- _Page extract_
Michael Reisman, Technology Review, July 27, 2007

Excerpts from the article:

Powerset, Inc., based in San Francisco, is on the verge of offering an innovative natural-language search engine, based on linguistic research at the Palo Alto Research Center (PARC).

Even though attempts have been made at natural-language search for decades, Powerset says that its system is different because it has solved some of the fundamental technological problems that have existed with this kind of search. It has done so by developing a product that is deep, computationally advanced, and still economically viable.

Pell says that it's difficult to pinpoint one particular technological breakthrough, but he believes that Powerset's superiority lies in the three decades of hard work by scientists at PARC.

A key component of the search engine is a deep natural-language processing system that extracts the relationships between words; the system was developed from PARC's Xerox Linguistic Environment (XLE) platform. The framework that this platform is based on, called Lexical Functional Grammar, enabled the team to write different grammar engines that help the search engine understand text. This includes a robust, broad-coverage grammar engine written by PARC. Pell also claims that the engine is better than others at dealing with ambiguity and determining the real meaning of a question or a sentence on a Web page. All these innovations make the system more adaptable, he says, so that it can extract deep relationships from text.

Powerset chief technology officer Ron Kaplan has led PARC's XLE team since the 1970s and is the author of much of the technology behind XLE that has been licensed to the company.

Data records
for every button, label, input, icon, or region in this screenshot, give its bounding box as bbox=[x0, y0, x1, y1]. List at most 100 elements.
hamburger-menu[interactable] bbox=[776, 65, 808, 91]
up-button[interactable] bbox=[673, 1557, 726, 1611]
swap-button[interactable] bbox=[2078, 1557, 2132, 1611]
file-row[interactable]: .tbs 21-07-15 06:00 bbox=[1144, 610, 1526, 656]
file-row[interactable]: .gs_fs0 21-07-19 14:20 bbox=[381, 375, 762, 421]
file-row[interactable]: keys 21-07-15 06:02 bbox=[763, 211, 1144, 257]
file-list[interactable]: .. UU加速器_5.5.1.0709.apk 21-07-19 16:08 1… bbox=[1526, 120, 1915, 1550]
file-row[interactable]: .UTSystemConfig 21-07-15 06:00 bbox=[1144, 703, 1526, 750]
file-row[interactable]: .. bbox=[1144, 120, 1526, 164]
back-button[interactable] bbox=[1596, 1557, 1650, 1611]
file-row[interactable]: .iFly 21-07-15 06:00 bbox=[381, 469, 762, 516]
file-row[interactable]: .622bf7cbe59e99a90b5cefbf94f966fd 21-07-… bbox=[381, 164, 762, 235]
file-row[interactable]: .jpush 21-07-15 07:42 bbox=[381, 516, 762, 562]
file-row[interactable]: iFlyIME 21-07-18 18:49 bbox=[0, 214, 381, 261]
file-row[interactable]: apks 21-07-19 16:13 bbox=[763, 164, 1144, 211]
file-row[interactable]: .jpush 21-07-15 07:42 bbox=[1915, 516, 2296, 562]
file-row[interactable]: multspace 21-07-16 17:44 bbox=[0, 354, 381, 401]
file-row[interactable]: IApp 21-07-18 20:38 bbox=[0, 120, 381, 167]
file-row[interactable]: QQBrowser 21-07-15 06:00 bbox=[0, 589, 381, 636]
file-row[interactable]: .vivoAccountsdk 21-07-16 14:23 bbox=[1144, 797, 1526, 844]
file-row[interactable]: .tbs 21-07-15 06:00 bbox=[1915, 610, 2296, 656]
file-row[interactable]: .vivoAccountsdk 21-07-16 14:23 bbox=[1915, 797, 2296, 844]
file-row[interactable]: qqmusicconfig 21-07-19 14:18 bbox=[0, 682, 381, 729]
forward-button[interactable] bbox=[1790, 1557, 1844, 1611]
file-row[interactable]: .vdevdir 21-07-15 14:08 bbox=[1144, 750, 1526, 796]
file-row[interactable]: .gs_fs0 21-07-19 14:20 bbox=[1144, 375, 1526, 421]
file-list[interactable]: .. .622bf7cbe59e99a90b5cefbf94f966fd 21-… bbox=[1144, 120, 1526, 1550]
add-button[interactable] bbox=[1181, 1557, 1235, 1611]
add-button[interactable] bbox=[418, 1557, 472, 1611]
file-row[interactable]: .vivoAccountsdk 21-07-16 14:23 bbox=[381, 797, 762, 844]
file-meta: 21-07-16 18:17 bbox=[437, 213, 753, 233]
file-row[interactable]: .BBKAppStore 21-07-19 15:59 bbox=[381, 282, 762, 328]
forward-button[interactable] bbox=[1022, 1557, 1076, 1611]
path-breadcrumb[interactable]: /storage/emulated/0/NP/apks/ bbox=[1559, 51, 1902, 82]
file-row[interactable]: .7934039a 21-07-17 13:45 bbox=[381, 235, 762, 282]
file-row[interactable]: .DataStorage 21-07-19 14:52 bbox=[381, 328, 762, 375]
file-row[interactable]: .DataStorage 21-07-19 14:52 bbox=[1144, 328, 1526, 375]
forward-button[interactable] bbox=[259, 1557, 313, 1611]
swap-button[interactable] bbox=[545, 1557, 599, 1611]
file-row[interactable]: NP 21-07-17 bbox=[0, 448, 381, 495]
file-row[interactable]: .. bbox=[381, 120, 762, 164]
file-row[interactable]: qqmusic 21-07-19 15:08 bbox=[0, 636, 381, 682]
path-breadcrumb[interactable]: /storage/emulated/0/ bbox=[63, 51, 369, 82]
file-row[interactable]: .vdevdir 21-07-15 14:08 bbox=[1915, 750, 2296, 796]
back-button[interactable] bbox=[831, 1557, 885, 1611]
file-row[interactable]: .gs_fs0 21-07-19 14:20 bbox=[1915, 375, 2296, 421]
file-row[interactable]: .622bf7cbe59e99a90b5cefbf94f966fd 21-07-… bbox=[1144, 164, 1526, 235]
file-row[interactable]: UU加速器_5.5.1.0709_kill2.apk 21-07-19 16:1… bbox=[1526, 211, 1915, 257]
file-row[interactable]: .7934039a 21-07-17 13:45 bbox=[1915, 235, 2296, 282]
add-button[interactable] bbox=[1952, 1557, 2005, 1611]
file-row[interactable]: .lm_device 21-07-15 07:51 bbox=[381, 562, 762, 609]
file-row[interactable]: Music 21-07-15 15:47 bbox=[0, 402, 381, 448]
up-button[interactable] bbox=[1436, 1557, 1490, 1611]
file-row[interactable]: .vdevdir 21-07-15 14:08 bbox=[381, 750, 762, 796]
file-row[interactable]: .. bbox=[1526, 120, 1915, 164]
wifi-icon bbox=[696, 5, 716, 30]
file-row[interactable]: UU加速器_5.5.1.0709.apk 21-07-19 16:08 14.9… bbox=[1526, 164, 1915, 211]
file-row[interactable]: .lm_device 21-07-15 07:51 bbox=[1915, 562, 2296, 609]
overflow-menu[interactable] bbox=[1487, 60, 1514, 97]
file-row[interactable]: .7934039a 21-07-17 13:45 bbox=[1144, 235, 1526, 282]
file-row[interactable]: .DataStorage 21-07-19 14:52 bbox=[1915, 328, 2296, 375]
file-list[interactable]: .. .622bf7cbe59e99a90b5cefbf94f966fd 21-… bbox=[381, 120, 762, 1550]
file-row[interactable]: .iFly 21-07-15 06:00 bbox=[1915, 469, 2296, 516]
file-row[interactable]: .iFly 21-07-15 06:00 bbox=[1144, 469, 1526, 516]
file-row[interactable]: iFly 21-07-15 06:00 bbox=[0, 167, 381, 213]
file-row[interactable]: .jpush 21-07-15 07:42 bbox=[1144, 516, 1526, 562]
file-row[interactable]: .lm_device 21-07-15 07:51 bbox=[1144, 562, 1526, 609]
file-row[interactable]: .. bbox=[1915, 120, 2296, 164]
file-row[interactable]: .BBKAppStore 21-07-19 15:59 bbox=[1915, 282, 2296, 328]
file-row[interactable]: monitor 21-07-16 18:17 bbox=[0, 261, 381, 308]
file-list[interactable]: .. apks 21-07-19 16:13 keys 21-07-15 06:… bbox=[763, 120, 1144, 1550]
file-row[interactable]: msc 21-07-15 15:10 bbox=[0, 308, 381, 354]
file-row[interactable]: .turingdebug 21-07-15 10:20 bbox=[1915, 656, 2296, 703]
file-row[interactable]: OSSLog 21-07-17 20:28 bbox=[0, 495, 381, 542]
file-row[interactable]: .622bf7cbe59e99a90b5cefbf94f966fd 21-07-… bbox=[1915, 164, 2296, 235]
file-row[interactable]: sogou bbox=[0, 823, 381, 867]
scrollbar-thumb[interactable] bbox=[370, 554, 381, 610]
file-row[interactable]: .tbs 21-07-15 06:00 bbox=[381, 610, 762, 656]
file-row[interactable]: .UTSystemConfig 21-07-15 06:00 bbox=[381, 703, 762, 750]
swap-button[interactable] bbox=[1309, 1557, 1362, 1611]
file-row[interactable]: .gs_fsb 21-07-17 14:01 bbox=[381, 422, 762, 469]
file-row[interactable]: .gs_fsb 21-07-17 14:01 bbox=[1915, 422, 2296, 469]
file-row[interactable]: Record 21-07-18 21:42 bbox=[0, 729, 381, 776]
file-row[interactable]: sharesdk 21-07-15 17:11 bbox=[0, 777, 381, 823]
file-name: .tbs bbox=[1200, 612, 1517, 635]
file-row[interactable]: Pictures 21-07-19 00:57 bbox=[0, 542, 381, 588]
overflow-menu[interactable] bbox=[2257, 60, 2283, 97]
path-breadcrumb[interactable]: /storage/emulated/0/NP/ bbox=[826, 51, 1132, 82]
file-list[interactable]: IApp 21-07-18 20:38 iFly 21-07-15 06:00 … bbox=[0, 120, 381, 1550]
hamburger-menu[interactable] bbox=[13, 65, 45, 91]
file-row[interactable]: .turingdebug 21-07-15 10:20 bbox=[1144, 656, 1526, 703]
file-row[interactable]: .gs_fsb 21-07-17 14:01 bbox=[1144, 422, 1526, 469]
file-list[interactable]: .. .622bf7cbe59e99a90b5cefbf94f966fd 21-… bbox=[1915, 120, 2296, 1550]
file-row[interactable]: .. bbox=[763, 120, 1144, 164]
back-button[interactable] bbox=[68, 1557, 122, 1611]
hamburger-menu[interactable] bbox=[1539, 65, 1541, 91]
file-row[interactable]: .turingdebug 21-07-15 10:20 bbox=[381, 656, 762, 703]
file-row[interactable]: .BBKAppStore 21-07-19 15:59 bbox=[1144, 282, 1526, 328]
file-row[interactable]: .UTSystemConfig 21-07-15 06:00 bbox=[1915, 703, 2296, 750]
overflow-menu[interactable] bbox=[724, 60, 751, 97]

- _Problems_
(A) According to the Powerset article excerpt, since when has Ron Kaplan led PARC's XLE team?
(B) Transcribe the listing word for word, beginning at its first line and continuing through the line that contains "add-button[interactable] bbox=[1181, 1557, 1235, 1611]".

- _Responses by task_
(A) Since the 1970s.

(B)
for every button, label, input, icon, or region in this screenshot, give its bounding box as bbox=[x0, y0, x1, y1]. List at most 100 elements.
hamburger-menu[interactable] bbox=[776, 65, 808, 91]
up-button[interactable] bbox=[673, 1557, 726, 1611]
swap-button[interactable] bbox=[2078, 1557, 2132, 1611]
file-row[interactable]: .tbs 21-07-15 06:00 bbox=[1144, 610, 1526, 656]
file-row[interactable]: .gs_fs0 21-07-19 14:20 bbox=[381, 375, 762, 421]
file-row[interactable]: keys 21-07-15 06:02 bbox=[763, 211, 1144, 257]
file-list[interactable]: .. UU加速器_5.5.1.0709.apk 21-07-19 16:08 1… bbox=[1526, 120, 1915, 1550]
file-row[interactable]: .UTSystemConfig 21-07-15 06:00 bbox=[1144, 703, 1526, 750]
file-row[interactable]: .. bbox=[1144, 120, 1526, 164]
back-button[interactable] bbox=[1596, 1557, 1650, 1611]
file-row[interactable]: .iFly 21-07-15 06:00 bbox=[381, 469, 762, 516]
file-row[interactable]: .622bf7cbe59e99a90b5cefbf94f966fd 21-07-… bbox=[381, 164, 762, 235]
file-row[interactable]: .jpush 21-07-15 07:42 bbox=[381, 516, 762, 562]
file-row[interactable]: iFlyIME 21-07-18 18:49 bbox=[0, 214, 381, 261]
file-row[interactable]: apks 21-07-19 16:13 bbox=[763, 164, 1144, 211]
file-row[interactable]: .jpush 21-07-15 07:42 bbox=[1915, 516, 2296, 562]
file-row[interactable]: multspace 21-07-16 17:44 bbox=[0, 354, 381, 401]
file-row[interactable]: IApp 21-07-18 20:38 bbox=[0, 120, 381, 167]
file-row[interactable]: QQBrowser 21-07-15 06:00 bbox=[0, 589, 381, 636]
file-row[interactable]: .vivoAccountsdk 21-07-16 14:23 bbox=[1144, 797, 1526, 844]
file-row[interactable]: .tbs 21-07-15 06:00 bbox=[1915, 610, 2296, 656]
file-row[interactable]: .vivoAccountsdk 21-07-16 14:23 bbox=[1915, 797, 2296, 844]
file-row[interactable]: qqmusicconfig 21-07-19 14:18 bbox=[0, 682, 381, 729]
forward-button[interactable] bbox=[1790, 1557, 1844, 1611]
file-row[interactable]: .vdevdir 21-07-15 14:08 bbox=[1144, 750, 1526, 796]
file-row[interactable]: .gs_fs0 21-07-19 14:20 bbox=[1144, 375, 1526, 421]
file-list[interactable]: .. .622bf7cbe59e99a90b5cefbf94f966fd 21-… bbox=[1144, 120, 1526, 1550]
add-button[interactable] bbox=[1181, 1557, 1235, 1611]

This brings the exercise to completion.